## Exercise instructions
State only how many lines below include the string "Производительность".

## Records shown

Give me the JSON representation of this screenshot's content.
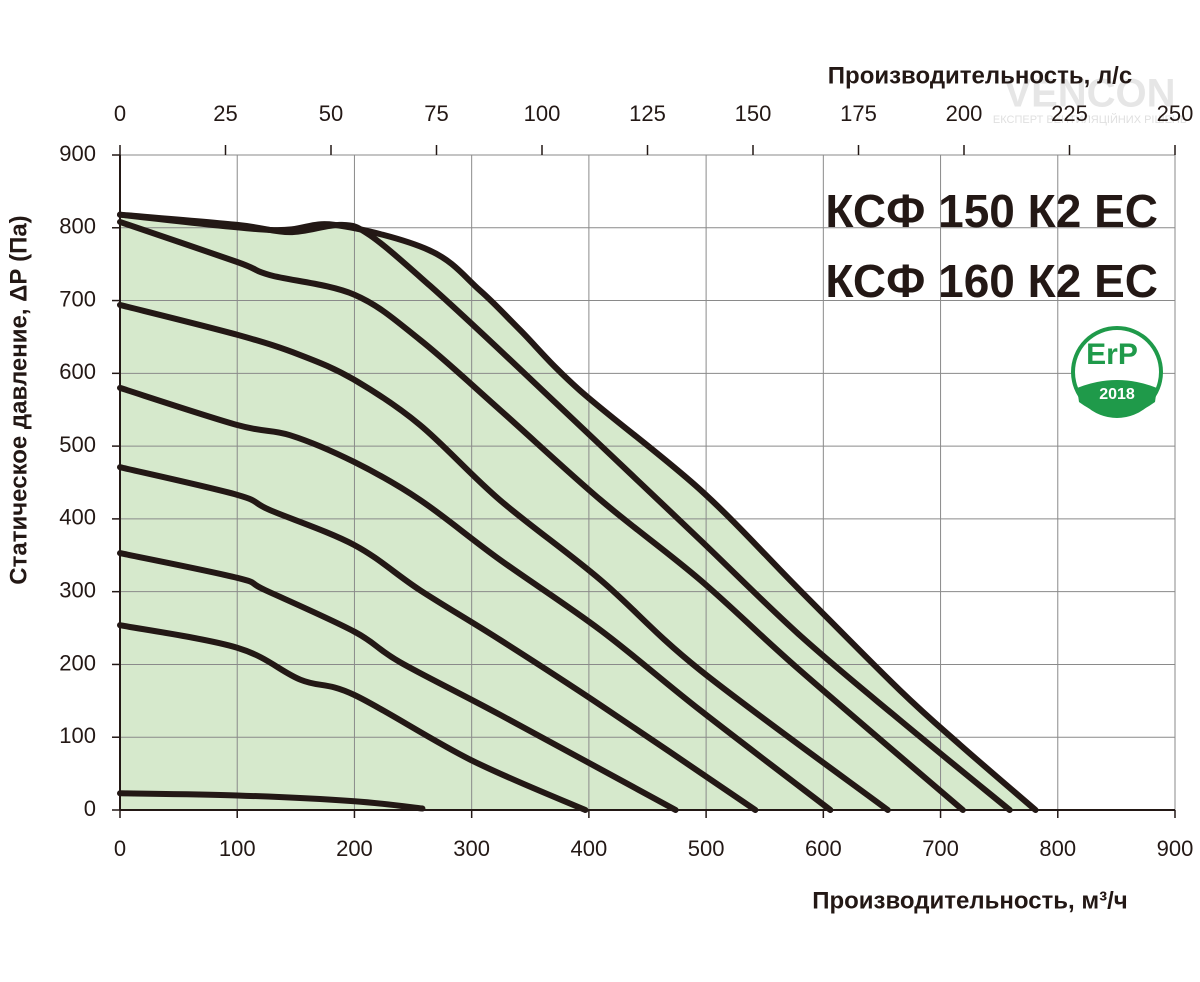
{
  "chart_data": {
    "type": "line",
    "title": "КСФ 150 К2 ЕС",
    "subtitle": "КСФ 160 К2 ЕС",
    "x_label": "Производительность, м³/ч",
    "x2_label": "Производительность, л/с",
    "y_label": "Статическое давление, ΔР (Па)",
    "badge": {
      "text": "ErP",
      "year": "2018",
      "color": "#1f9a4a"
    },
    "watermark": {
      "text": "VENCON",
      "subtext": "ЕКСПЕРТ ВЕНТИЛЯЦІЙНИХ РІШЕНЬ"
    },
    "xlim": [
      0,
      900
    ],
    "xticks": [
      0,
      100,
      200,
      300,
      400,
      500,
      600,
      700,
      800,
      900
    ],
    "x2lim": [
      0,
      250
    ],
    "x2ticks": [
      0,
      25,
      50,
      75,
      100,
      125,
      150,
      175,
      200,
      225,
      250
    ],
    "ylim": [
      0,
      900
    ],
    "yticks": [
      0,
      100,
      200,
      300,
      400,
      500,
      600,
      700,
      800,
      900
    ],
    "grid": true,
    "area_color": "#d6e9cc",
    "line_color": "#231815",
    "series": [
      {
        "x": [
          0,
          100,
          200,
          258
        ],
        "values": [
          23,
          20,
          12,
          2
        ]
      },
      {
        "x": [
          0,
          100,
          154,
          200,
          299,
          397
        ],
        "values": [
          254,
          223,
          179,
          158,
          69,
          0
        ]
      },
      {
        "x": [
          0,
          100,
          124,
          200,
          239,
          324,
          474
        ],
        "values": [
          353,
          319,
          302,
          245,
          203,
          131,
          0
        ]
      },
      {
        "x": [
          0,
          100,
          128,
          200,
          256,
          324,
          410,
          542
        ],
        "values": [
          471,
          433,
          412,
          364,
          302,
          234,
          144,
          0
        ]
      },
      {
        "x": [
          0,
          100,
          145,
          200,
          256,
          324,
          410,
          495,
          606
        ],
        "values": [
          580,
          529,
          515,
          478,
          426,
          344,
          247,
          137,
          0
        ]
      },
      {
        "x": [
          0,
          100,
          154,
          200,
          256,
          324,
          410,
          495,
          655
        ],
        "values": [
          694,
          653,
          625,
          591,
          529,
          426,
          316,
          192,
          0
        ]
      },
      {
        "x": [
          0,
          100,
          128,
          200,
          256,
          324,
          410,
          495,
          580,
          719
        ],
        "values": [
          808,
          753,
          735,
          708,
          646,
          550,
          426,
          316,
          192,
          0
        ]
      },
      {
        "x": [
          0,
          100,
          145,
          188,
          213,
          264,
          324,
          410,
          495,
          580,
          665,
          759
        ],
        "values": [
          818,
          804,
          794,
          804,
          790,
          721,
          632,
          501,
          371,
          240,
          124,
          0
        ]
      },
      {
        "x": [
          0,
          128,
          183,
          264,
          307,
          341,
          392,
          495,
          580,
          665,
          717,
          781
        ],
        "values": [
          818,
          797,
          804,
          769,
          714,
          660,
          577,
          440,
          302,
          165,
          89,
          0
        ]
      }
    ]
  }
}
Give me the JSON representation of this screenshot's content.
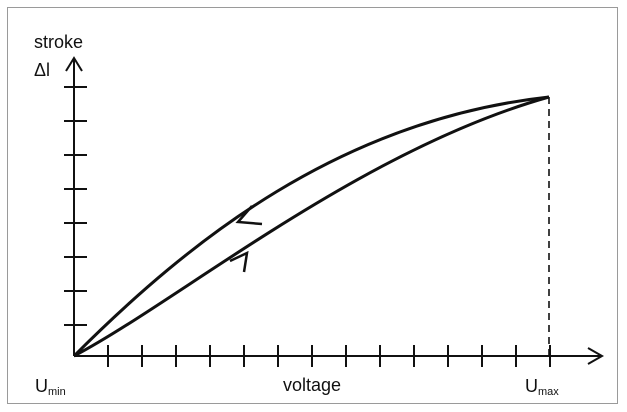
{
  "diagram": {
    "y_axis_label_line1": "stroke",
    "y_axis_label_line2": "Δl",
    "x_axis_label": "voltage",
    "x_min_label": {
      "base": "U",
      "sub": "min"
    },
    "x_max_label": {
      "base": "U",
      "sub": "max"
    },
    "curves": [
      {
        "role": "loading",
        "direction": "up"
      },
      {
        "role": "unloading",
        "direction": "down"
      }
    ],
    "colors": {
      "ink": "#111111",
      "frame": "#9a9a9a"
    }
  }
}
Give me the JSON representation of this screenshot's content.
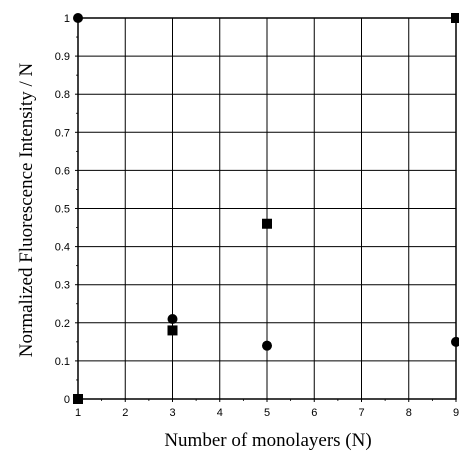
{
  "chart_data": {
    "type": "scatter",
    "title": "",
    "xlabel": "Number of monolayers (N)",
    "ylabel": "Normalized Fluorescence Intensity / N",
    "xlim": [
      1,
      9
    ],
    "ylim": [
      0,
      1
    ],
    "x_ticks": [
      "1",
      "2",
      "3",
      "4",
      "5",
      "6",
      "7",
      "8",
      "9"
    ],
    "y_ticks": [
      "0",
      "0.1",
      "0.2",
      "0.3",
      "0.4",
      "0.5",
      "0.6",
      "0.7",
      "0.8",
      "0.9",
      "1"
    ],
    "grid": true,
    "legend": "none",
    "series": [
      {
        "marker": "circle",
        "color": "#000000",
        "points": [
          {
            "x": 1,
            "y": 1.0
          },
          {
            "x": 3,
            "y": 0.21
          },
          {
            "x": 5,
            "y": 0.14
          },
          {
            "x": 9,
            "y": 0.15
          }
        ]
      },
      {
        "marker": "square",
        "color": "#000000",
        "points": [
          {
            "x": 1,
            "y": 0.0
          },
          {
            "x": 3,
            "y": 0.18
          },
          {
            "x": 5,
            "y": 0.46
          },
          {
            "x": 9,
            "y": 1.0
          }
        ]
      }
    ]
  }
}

## Task solution
2